EXERCISE TASK –
Which lines in the records below contain the word "вДудь"? Copy each of them.

═══

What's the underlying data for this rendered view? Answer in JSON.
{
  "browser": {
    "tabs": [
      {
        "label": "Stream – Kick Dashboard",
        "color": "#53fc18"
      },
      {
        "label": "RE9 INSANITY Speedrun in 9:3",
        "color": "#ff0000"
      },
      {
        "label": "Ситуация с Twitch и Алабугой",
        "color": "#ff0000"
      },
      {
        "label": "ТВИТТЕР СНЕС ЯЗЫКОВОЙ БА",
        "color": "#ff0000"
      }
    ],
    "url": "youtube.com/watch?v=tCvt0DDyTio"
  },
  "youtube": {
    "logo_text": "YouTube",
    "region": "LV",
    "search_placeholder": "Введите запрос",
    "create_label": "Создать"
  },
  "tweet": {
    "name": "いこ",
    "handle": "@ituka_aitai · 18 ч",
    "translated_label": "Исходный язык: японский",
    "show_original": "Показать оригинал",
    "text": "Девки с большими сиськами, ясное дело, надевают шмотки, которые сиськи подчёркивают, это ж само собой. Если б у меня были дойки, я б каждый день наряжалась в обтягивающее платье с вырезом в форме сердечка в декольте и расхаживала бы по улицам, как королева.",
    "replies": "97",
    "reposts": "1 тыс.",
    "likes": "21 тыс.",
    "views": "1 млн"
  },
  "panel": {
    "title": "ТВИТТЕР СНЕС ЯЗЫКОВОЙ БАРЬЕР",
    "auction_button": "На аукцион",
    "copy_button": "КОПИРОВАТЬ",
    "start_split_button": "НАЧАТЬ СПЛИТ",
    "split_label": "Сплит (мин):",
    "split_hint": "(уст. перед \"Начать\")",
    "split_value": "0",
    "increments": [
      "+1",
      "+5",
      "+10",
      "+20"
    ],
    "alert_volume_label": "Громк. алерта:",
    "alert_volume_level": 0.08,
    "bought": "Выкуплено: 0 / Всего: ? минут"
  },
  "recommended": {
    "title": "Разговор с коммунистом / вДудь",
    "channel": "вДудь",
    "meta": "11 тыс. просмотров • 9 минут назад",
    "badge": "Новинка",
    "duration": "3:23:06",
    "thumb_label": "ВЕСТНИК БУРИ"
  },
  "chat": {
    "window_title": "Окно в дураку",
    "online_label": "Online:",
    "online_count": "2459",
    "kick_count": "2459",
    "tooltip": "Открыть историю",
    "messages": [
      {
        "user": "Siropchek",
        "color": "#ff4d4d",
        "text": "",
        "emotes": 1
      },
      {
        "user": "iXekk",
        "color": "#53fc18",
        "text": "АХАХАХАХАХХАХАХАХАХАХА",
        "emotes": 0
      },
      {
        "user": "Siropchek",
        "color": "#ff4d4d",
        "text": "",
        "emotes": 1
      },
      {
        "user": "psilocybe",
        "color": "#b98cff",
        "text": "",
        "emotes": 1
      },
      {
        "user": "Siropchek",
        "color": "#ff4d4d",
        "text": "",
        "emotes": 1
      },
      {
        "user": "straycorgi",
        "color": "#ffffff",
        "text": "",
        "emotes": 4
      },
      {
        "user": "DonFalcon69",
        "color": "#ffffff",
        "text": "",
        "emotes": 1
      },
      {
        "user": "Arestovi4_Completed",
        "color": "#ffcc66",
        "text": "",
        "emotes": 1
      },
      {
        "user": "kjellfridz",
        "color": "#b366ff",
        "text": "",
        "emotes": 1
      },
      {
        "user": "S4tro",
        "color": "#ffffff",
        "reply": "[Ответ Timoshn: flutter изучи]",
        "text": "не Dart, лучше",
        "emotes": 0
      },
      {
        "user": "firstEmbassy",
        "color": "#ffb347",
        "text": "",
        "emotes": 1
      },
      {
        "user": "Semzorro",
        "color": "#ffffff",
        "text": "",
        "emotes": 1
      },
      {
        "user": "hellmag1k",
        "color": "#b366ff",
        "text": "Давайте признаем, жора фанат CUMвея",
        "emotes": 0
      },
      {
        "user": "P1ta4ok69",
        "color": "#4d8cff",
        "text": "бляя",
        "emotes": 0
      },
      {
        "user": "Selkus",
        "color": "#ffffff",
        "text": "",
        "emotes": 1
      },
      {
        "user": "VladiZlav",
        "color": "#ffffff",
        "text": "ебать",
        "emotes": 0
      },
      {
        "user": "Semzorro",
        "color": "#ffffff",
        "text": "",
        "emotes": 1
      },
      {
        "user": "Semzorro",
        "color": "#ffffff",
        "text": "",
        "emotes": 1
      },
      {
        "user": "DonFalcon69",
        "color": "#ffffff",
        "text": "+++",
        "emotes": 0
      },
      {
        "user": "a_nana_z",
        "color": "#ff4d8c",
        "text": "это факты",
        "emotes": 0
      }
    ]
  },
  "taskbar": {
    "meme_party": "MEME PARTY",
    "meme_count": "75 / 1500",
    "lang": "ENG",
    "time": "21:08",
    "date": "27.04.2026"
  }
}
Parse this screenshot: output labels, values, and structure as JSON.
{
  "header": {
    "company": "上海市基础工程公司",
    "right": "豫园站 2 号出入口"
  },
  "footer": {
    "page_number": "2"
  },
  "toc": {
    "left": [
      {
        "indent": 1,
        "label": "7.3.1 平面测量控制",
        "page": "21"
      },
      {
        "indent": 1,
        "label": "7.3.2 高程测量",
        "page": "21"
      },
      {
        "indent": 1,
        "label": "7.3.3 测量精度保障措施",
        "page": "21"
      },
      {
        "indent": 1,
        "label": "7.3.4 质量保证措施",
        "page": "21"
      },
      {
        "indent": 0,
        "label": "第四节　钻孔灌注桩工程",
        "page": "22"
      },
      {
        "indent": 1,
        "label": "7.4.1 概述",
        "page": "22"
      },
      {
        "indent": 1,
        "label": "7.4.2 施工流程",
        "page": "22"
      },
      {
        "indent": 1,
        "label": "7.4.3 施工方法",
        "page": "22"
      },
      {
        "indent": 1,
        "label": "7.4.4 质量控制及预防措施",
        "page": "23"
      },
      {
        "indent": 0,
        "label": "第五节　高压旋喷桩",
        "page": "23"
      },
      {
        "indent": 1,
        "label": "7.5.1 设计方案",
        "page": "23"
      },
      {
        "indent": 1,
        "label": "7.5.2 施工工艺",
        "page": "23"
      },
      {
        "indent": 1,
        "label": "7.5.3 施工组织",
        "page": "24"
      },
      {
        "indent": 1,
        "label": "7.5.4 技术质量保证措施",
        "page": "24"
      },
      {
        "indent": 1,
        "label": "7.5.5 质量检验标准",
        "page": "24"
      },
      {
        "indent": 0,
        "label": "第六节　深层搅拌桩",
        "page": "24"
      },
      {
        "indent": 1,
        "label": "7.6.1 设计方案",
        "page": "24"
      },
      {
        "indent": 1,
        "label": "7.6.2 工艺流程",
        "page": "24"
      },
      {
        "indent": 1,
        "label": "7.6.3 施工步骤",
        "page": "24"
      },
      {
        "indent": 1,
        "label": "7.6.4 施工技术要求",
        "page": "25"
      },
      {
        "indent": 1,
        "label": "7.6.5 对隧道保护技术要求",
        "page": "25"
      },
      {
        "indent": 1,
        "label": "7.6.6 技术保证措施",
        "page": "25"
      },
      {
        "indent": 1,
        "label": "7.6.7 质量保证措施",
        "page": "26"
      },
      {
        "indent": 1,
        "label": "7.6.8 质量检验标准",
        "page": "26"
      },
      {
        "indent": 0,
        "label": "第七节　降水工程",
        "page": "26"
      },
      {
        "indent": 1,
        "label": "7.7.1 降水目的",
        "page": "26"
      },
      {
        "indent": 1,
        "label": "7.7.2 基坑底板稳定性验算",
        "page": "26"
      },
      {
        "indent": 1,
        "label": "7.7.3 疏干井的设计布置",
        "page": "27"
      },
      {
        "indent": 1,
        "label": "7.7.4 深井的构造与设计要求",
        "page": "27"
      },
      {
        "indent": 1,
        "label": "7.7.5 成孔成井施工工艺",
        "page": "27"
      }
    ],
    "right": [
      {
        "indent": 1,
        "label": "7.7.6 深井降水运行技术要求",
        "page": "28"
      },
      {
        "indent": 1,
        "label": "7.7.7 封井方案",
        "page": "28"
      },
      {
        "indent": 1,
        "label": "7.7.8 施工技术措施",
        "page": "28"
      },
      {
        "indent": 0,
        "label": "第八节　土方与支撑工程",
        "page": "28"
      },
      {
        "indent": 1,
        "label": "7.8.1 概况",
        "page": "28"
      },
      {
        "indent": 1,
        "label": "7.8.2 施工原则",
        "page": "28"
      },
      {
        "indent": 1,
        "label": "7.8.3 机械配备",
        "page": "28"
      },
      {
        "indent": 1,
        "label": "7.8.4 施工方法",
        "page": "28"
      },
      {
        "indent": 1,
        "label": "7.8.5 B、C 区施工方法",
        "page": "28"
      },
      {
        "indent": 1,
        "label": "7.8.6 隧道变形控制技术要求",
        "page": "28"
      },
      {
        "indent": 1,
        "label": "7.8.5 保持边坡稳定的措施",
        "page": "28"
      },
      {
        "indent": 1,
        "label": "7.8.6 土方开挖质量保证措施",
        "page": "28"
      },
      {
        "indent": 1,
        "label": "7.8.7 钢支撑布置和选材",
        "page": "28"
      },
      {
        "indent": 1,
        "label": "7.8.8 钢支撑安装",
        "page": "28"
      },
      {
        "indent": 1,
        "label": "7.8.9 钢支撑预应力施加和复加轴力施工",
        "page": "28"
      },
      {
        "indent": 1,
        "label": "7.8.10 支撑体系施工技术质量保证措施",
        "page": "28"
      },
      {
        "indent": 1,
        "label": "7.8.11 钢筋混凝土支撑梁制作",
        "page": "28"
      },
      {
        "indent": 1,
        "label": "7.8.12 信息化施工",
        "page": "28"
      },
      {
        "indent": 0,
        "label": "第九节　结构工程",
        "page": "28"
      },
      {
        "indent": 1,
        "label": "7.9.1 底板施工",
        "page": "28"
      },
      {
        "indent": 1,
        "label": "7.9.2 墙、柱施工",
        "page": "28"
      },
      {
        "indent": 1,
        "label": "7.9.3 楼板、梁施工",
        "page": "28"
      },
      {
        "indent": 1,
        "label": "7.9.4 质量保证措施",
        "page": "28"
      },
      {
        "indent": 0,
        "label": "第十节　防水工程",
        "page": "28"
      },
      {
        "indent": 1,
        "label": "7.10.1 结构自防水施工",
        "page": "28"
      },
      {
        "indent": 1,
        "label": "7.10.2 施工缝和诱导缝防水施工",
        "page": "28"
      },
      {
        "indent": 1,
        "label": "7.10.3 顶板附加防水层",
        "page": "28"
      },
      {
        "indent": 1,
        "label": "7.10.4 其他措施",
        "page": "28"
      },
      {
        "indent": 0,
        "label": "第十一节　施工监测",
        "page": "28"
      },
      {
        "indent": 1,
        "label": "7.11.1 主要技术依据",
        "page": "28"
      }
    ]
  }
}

═══

SOLUTION FOR THIS TASK –
    "title": "Разговор с коммунистом / вДудь",
    "channel": "вДудь",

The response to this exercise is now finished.